Written instruction: Please write the listing below out again exactly, leaving every picture behind.

Dataset rows about figures:
------------------------------------------------------------

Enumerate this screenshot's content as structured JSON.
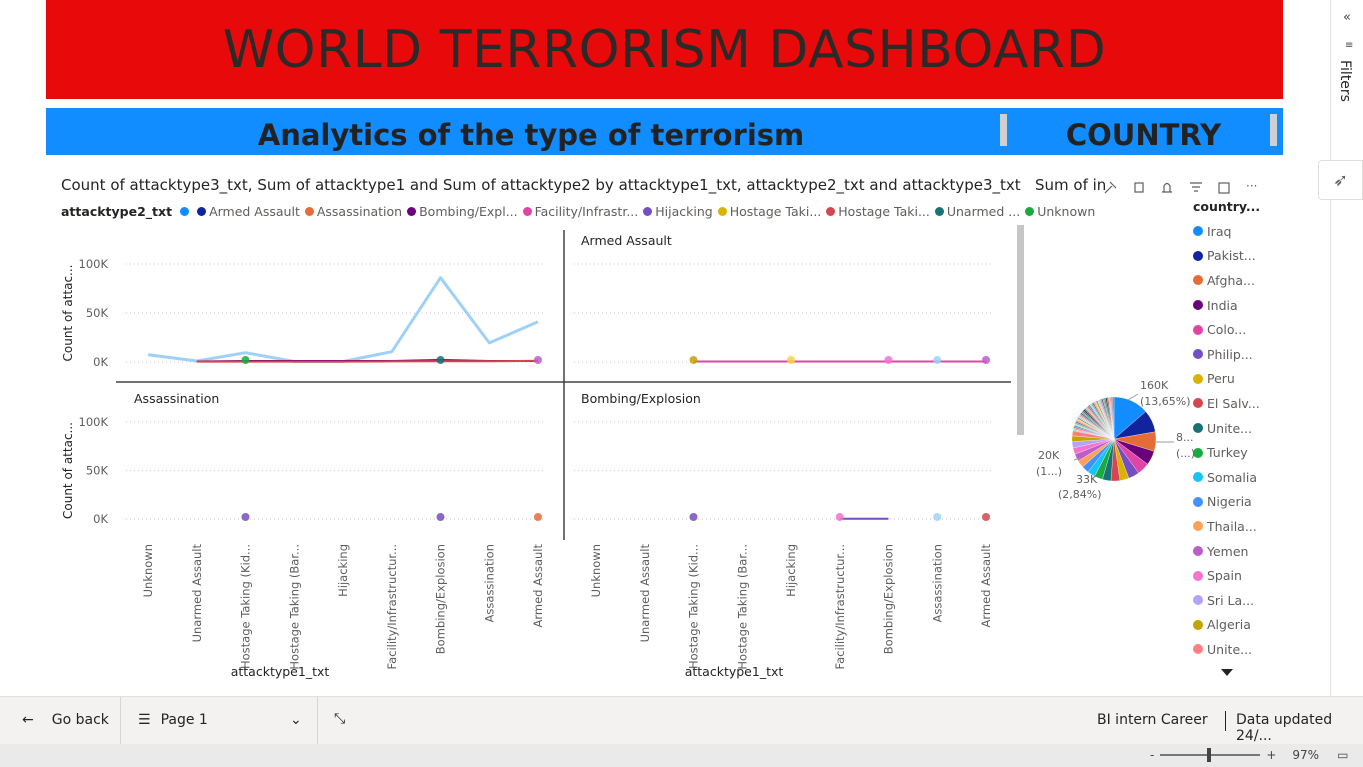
{
  "dashboard": {
    "title": "WORLD TERRORISM DASHBOARD",
    "section_left": "Analytics of the type of terrorism",
    "section_right": "COUNTRY"
  },
  "line_visual": {
    "title": "Count of attacktype3_txt, Sum of attacktype1 and Sum of attacktype2 by attacktype1_txt, attacktype2_txt and attacktype3_txt",
    "legend_title": "attacktype2_txt",
    "legend": [
      {
        "label": "",
        "color": "#118dff"
      },
      {
        "label": "Armed Assault",
        "color": "#12239e"
      },
      {
        "label": "Assassination",
        "color": "#e66c37"
      },
      {
        "label": "Bombing/Expl...",
        "color": "#6b007b"
      },
      {
        "label": "Facility/Infrastr...",
        "color": "#e044a7"
      },
      {
        "label": "Hijacking",
        "color": "#744ec2"
      },
      {
        "label": "Hostage Taki...",
        "color": "#d9b300"
      },
      {
        "label": "Hostage Taki...",
        "color": "#d64550"
      },
      {
        "label": "Unarmed ...",
        "color": "#197278"
      },
      {
        "label": "Unknown",
        "color": "#1aab40"
      }
    ],
    "y_axis_label": "Count of attac...",
    "y_ticks": [
      "100K",
      "50K",
      "0K"
    ],
    "x_axis_label": "attacktype1_txt",
    "panels": [
      "",
      "Armed Assault",
      "Assassination",
      "Bombing/Explosion"
    ]
  },
  "chart_data": {
    "type": "line",
    "title": "Count of attacktype3_txt, Sum of attacktype1 and Sum of attacktype2 by attacktype1_txt, attacktype2_txt and attacktype3_txt",
    "xlabel": "attacktype1_txt",
    "ylabel": "Count of attac...",
    "ylim": [
      0,
      100000
    ],
    "categories": [
      "Unknown",
      "Unarmed Assault",
      "Hostage Taking (Kid...",
      "Hostage Taking (Bar...",
      "Hijacking",
      "Facility/Infrastructur...",
      "Bombing/Explosion",
      "Assassination",
      "Armed Assault"
    ],
    "series": [
      {
        "panel": "",
        "color": "#9fd1f7",
        "values": [
          7500,
          1000,
          9500,
          500,
          500,
          10500,
          86000,
          19500,
          41000
        ]
      },
      {
        "panel": "",
        "color": "#6b007b",
        "values": [
          null,
          500,
          1000,
          1000,
          1000,
          1000,
          2000,
          1000,
          1000
        ]
      },
      {
        "panel": "",
        "color": "#d64550",
        "values": [
          null,
          400,
          400,
          400,
          400,
          600,
          800,
          700,
          1200
        ]
      },
      {
        "panel": "Armed Assault",
        "color": "#e044a7",
        "values": [
          null,
          null,
          500,
          500,
          null,
          500,
          500,
          500,
          500
        ]
      },
      {
        "panel": "Bombing/Explosion",
        "color": "#744ec2",
        "values": [
          null,
          null,
          null,
          null,
          null,
          300,
          300,
          null,
          null
        ]
      }
    ],
    "grid": true,
    "legend_position": "top-left"
  },
  "pie_visual": {
    "title": "Sum of in",
    "legend_title": "country...",
    "countries": [
      {
        "label": "Iraq",
        "color": "#118dff"
      },
      {
        "label": "Pakist...",
        "color": "#12239e"
      },
      {
        "label": "Afgha...",
        "color": "#e66c37"
      },
      {
        "label": "India",
        "color": "#6b007b"
      },
      {
        "label": "Colo...",
        "color": "#e044a7"
      },
      {
        "label": "Philip...",
        "color": "#744ec2"
      },
      {
        "label": "Peru",
        "color": "#d9b300"
      },
      {
        "label": "El Salv...",
        "color": "#d64550"
      },
      {
        "label": "Unite...",
        "color": "#197278"
      },
      {
        "label": "Turkey",
        "color": "#1aab40"
      },
      {
        "label": "Somalia",
        "color": "#15c6f4"
      },
      {
        "label": "Nigeria",
        "color": "#4092ff"
      },
      {
        "label": "Thaila...",
        "color": "#ffa058"
      },
      {
        "label": "Yemen",
        "color": "#be5dc9"
      },
      {
        "label": "Spain",
        "color": "#f472d0"
      },
      {
        "label": "Sri La...",
        "color": "#b5a1ff"
      },
      {
        "label": "Algeria",
        "color": "#c4a200"
      },
      {
        "label": "Unite...",
        "color": "#ff8080"
      }
    ],
    "data_labels": [
      "160K",
      "(13,65%)",
      "8...",
      "(...)",
      "20K",
      "(1...)",
      "33K",
      "(2,84%)"
    ]
  },
  "toolbar": {
    "back_label": "Go back",
    "page_label": "Page 1",
    "report_name": "BI intern Career",
    "data_updated": "Data updated 24/..."
  },
  "status": {
    "zoom_minus": "-",
    "zoom_plus": "+",
    "zoom_level": "97%"
  },
  "filters_label": "Filters"
}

------------------------------------------------------------

Final result:
Enumerate this screenshot's content as structured JSON.
{
  "dashboard": {
    "title": "WORLD TERRORISM DASHBOARD",
    "section_left": "Analytics of the type of terrorism",
    "section_right": "COUNTRY"
  },
  "line_visual": {
    "title": "Count of attacktype3_txt, Sum of attacktype1 and Sum of attacktype2 by attacktype1_txt, attacktype2_txt and attacktype3_txt",
    "legend_title": "attacktype2_txt",
    "legend": [
      {
        "label": "",
        "color": "#118dff"
      },
      {
        "label": "Armed Assault",
        "color": "#12239e"
      },
      {
        "label": "Assassination",
        "color": "#e66c37"
      },
      {
        "label": "Bombing/Expl...",
        "color": "#6b007b"
      },
      {
        "label": "Facility/Infrastr...",
        "color": "#e044a7"
      },
      {
        "label": "Hijacking",
        "color": "#744ec2"
      },
      {
        "label": "Hostage Taki...",
        "color": "#d9b300"
      },
      {
        "label": "Hostage Taki...",
        "color": "#d64550"
      },
      {
        "label": "Unarmed ...",
        "color": "#197278"
      },
      {
        "label": "Unknown",
        "color": "#1aab40"
      }
    ],
    "y_axis_label": "Count of attac...",
    "y_ticks": [
      "100K",
      "50K",
      "0K"
    ],
    "x_axis_label": "attacktype1_txt",
    "panels": [
      "",
      "Armed Assault",
      "Assassination",
      "Bombing/Explosion"
    ]
  },
  "chart_data": {
    "type": "line",
    "title": "Count of attacktype3_txt, Sum of attacktype1 and Sum of attacktype2 by attacktype1_txt, attacktype2_txt and attacktype3_txt",
    "xlabel": "attacktype1_txt",
    "ylabel": "Count of attac...",
    "ylim": [
      0,
      100000
    ],
    "categories": [
      "Unknown",
      "Unarmed Assault",
      "Hostage Taking (Kid...",
      "Hostage Taking (Bar...",
      "Hijacking",
      "Facility/Infrastructur...",
      "Bombing/Explosion",
      "Assassination",
      "Armed Assault"
    ],
    "series": [
      {
        "panel": "",
        "color": "#9fd1f7",
        "values": [
          7500,
          1000,
          9500,
          500,
          500,
          10500,
          86000,
          19500,
          41000
        ]
      },
      {
        "panel": "",
        "color": "#6b007b",
        "values": [
          null,
          500,
          1000,
          1000,
          1000,
          1000,
          2000,
          1000,
          1000
        ]
      },
      {
        "panel": "",
        "color": "#d64550",
        "values": [
          null,
          400,
          400,
          400,
          400,
          600,
          800,
          700,
          1200
        ]
      },
      {
        "panel": "Armed Assault",
        "color": "#e044a7",
        "values": [
          null,
          null,
          500,
          500,
          null,
          500,
          500,
          500,
          500
        ]
      },
      {
        "panel": "Bombing/Explosion",
        "color": "#744ec2",
        "values": [
          null,
          null,
          null,
          null,
          null,
          300,
          300,
          null,
          null
        ]
      }
    ],
    "grid": true,
    "legend_position": "top-left"
  },
  "pie_visual": {
    "title": "Sum of in",
    "legend_title": "country...",
    "countries": [
      {
        "label": "Iraq",
        "color": "#118dff"
      },
      {
        "label": "Pakist...",
        "color": "#12239e"
      },
      {
        "label": "Afgha...",
        "color": "#e66c37"
      },
      {
        "label": "India",
        "color": "#6b007b"
      },
      {
        "label": "Colo...",
        "color": "#e044a7"
      },
      {
        "label": "Philip...",
        "color": "#744ec2"
      },
      {
        "label": "Peru",
        "color": "#d9b300"
      },
      {
        "label": "El Salv...",
        "color": "#d64550"
      },
      {
        "label": "Unite...",
        "color": "#197278"
      },
      {
        "label": "Turkey",
        "color": "#1aab40"
      },
      {
        "label": "Somalia",
        "color": "#15c6f4"
      },
      {
        "label": "Nigeria",
        "color": "#4092ff"
      },
      {
        "label": "Thaila...",
        "color": "#ffa058"
      },
      {
        "label": "Yemen",
        "color": "#be5dc9"
      },
      {
        "label": "Spain",
        "color": "#f472d0"
      },
      {
        "label": "Sri La...",
        "color": "#b5a1ff"
      },
      {
        "label": "Algeria",
        "color": "#c4a200"
      },
      {
        "label": "Unite...",
        "color": "#ff8080"
      }
    ],
    "data_labels": [
      "160K",
      "(13,65%)",
      "8...",
      "(...)",
      "20K",
      "(1...)",
      "33K",
      "(2,84%)"
    ]
  },
  "toolbar": {
    "back_label": "Go back",
    "page_label": "Page 1",
    "report_name": "BI intern Career",
    "data_updated": "Data updated 24/..."
  },
  "status": {
    "zoom_minus": "-",
    "zoom_plus": "+",
    "zoom_level": "97%"
  },
  "filters_label": "Filters"
}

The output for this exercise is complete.